TASK DIRECTIONS:
Output an exact reproduction of the data.

Records from a data source
+ + + + +
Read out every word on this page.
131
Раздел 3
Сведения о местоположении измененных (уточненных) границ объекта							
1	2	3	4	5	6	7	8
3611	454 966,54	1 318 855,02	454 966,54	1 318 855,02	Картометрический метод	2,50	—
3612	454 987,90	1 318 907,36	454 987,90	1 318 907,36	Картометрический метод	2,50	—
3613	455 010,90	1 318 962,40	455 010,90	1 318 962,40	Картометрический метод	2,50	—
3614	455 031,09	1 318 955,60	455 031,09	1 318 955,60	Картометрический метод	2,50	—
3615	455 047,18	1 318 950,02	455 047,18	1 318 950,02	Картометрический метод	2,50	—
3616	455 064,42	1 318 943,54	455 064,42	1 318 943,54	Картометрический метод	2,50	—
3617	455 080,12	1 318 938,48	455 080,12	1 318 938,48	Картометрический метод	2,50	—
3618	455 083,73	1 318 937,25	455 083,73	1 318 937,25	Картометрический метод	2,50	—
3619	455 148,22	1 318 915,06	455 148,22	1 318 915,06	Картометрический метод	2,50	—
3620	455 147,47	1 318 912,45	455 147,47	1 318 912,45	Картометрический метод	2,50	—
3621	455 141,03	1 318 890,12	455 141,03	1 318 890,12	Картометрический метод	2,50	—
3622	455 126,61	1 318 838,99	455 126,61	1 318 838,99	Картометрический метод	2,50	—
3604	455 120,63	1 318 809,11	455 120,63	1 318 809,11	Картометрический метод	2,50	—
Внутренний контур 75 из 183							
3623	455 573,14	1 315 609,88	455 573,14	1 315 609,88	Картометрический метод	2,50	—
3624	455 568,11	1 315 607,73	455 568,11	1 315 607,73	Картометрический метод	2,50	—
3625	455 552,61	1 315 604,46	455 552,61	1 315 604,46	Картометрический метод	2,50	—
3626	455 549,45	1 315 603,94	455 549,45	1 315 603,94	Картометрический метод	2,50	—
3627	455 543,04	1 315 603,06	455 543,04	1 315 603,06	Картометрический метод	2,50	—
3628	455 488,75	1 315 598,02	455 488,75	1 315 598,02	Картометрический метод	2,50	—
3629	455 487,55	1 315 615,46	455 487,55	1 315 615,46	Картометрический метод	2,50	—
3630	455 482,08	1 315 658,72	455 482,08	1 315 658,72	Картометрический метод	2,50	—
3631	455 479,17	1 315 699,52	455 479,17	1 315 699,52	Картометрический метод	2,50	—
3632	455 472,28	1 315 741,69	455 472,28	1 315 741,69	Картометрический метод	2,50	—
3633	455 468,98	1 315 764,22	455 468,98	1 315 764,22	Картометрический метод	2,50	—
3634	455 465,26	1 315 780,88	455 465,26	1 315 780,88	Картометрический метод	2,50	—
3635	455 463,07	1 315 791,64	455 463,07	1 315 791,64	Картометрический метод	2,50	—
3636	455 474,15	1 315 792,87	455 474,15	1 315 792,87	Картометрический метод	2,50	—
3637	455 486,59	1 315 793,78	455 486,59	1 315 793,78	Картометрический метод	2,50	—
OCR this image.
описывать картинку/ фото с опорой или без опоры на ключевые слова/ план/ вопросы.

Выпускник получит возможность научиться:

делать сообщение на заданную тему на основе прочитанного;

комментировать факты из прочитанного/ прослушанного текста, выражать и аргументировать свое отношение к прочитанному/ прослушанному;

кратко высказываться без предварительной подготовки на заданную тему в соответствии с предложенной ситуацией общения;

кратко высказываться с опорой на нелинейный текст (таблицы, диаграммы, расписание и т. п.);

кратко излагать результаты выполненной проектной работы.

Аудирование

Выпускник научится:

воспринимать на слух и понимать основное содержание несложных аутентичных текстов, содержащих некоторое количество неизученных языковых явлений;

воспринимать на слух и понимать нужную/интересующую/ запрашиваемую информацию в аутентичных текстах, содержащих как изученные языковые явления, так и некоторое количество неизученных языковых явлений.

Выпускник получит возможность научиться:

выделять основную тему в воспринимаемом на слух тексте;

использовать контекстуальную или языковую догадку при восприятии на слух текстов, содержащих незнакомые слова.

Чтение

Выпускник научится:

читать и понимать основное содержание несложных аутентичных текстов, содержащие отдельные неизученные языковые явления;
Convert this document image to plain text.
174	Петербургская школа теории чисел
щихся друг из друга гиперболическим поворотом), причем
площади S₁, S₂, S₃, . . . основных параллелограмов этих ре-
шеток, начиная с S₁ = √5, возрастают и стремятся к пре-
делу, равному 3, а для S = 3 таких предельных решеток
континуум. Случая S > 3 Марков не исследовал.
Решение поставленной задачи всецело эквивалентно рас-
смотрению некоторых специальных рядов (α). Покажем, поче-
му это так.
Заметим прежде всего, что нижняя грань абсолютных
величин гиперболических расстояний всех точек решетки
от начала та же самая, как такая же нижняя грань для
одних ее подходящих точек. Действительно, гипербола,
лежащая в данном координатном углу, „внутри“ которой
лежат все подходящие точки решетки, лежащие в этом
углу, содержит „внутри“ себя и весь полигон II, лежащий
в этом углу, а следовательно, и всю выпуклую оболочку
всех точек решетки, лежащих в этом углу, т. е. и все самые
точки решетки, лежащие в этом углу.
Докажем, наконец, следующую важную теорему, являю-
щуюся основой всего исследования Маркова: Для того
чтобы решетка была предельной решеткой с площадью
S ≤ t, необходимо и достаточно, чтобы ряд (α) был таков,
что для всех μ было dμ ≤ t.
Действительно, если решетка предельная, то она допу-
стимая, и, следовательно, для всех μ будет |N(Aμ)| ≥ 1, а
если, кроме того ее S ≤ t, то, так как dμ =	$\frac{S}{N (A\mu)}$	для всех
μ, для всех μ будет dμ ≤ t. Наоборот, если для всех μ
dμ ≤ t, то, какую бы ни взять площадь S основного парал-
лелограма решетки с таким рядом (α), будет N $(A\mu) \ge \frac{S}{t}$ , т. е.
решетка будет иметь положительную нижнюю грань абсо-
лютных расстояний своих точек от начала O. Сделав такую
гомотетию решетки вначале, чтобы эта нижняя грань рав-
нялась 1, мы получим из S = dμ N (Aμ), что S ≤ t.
+ + + + +
ANSWER TO THE PROBLEM:
Read out every word on this page.
131
Раздел 3
Сведения о местоположении измененных (уточненных) границ объекта							
1	2	3	4	5	6	7	8
3611	454 966,54	1 318 855,02	454 966,54	1 318 855,02	Картометрический метод	2,50	—
3612	454 987,90	1 318 907,36	454 987,90	1 318 907,36	Картометрический метод	2,50	—
3613	455 010,90	1 318 962,40	455 010,90	1 318 962,40	Картометрический метод	2,50	—
3614	455 031,09	1 318 955,60	455 031,09	1 318 955,60	Картометрический метод	2,50	—
3615	455 047,18	1 318 950,02	455 047,18	1 318 950,02	Картометрический метод	2,50	—
3616	455 064,42	1 318 943,54	455 064,42	1 318 943,54	Картометрический метод	2,50	—
3617	455 080,12	1 318 938,48	455 080,12	1 318 938,48	Картометрический метод	2,50	—
3618	455 083,73	1 318 937,25	455 083,73	1 318 937,25	Картометрический метод	2,50	—
3619	455 148,22	1 318 915,06	455 148,22	1 318 915,06	Картометрический метод	2,50	—
3620	455 147,47	1 318 912,45	455 147,47	1 318 912,45	Картометрический метод	2,50	—
3621	455 141,03	1 318 890,12	455 141,03	1 318 890,12	Картометрический метод	2,50	—
3622	455 126,61	1 318 838,99	455 126,61	1 318 838,99	Картометрический метод	2,50	—
3604	455 120,63	1 318 809,11	455 120,63	1 318 809,11	Картометрический метод	2,50	—
Внутренний контур 75 из 183							
3623	455 573,14	1 315 609,88	455 573,14	1 315 609,88	Картометрический метод	2,50	—
3624	455 568,11	1 315 607,73	455 568,11	1 315 607,73	Картометрический метод	2,50	—
3625	455 552,61	1 315 604,46	455 552,61	1 315 604,46	Картометрический метод	2,50	—
3626	455 549,45	1 315 603,94	455 549,45	1 315 603,94	Картометрический метод	2,50	—
3627	455 543,04	1 315 603,06	455 543,04	1 315 603,06	Картометрический метод	2,50	—
3628	455 488,75	1 315 598,02	455 488,75	1 315 598,02	Картометрический метод	2,50	—
3629	455 487,55	1 315 615,46	455 487,55	1 315 615,46	Картометрический метод	2,50	—
3630	455 482,08	1 315 658,72	455 482,08	1 315 658,72	Картометрический метод	2,50	—
3631	455 479,17	1 315 699,52	455 479,17	1 315 699,52	Картометрический метод	2,50	—
3632	455 472,28	1 315 741,69	455 472,28	1 315 741,69	Картометрический метод	2,50	—
3633	455 468,98	1 315 764,22	455 468,98	1 315 764,22	Картометрический метод	2,50	—
3634	455 465,26	1 315 780,88	455 465,26	1 315 780,88	Картометрический метод	2,50	—
3635	455 463,07	1 315 791,64	455 463,07	1 315 791,64	Картометрический метод	2,50	—
3636	455 474,15	1 315 792,87	455 474,15	1 315 792,87	Картометрический метод	2,50	—
3637	455 486,59	1 315 793,78	455 486,59	1 315 793,78	Картометрический метод	2,50	—
OCR this image.
описывать картинку/ фото с опорой или без опоры на ключевые слова/ план/ вопросы.

Выпускник получит возможность научиться:

делать сообщение на заданную тему на основе прочитанного;

комментировать факты из прочитанного/ прослушанного текста, выражать и аргументировать свое отношение к прочитанному/ прослушанному;

кратко высказываться без предварительной подготовки на заданную тему в соответствии с предложенной ситуацией общения;

кратко высказываться с опорой на нелинейный текст (таблицы, диаграммы, расписание и т. п.);

кратко излагать результаты выполненной проектной работы.

Аудирование

Выпускник научится:

воспринимать на слух и понимать основное содержание несложных аутентичных текстов, содержащих некоторое количество неизученных языковых явлений;

воспринимать на слух и понимать нужную/интересующую/ запрашиваемую информацию в аутентичных текстах, содержащих как изученные языковые явления, так и некоторое количество неизученных языковых явлений.

Выпускник получит возможность научиться:

выделять основную тему в воспринимаемом на слух тексте;

использовать контекстуальную или языковую догадку при восприятии на слух текстов, содержащих незнакомые слова.

Чтение

Выпускник научится:

читать и понимать основное содержание несложных аутентичных текстов, содержащие отдельные неизученные языковые явления;
Convert this document image to plain text.
174	Петербургская школа теории чисел
щихся друг из друга гиперболическим поворотом), причем
площади S₁, S₂, S₃, . . . основных параллелограмов этих ре-
шеток, начиная с S₁ = √5, возрастают и стремятся к пре-
делу, равному 3, а для S = 3 таких предельных решеток
континуум. Случая S > 3 Марков не исследовал.
Решение поставленной задачи всецело эквивалентно рас-
смотрению некоторых специальных рядов (α). Покажем, поче-
му это так.
Заметим прежде всего, что нижняя грань абсолютных
величин гиперболических расстояний всех точек решетки
от начала та же самая, как такая же нижняя грань для
одних ее подходящих точек. Действительно, гипербола,
лежащая в данном координатном углу, „внутри“ которой
лежат все подходящие точки решетки, лежащие в этом
углу, содержит „внутри“ себя и весь полигон II, лежащий
в этом углу, а следовательно, и всю выпуклую оболочку
всех точек решетки, лежащих в этом углу, т. е. и все самые
точки решетки, лежащие в этом углу.
Докажем, наконец, следующую важную теорему, являю-
щуюся основой всего исследования Маркова: Для того
чтобы решетка была предельной решеткой с площадью
S ≤ t, необходимо и достаточно, чтобы ряд (α) был таков,
что для всех μ было dμ ≤ t.
Действительно, если решетка предельная, то она допу-
стимая, и, следовательно, для всех μ будет |N(Aμ)| ≥ 1, а
если, кроме того ее S ≤ t, то, так как dμ =	$\frac{S}{N (A\mu)}$	для всех
μ, для всех μ будет dμ ≤ t. Наоборот, если для всех μ
dμ ≤ t, то, какую бы ни взять площадь S основного парал-
лелограма решетки с таким рядом (α), будет N $(A\mu) \ge \frac{S}{t}$ , т. е.
решетка будет иметь положительную нижнюю грань абсо-
лютных расстояний своих точек от начала O. Сделав такую
гомотетию решетки вначале, чтобы эта нижняя грань рав-
нялась 1, мы получим из S = dμ N (Aμ), что S ≤ t.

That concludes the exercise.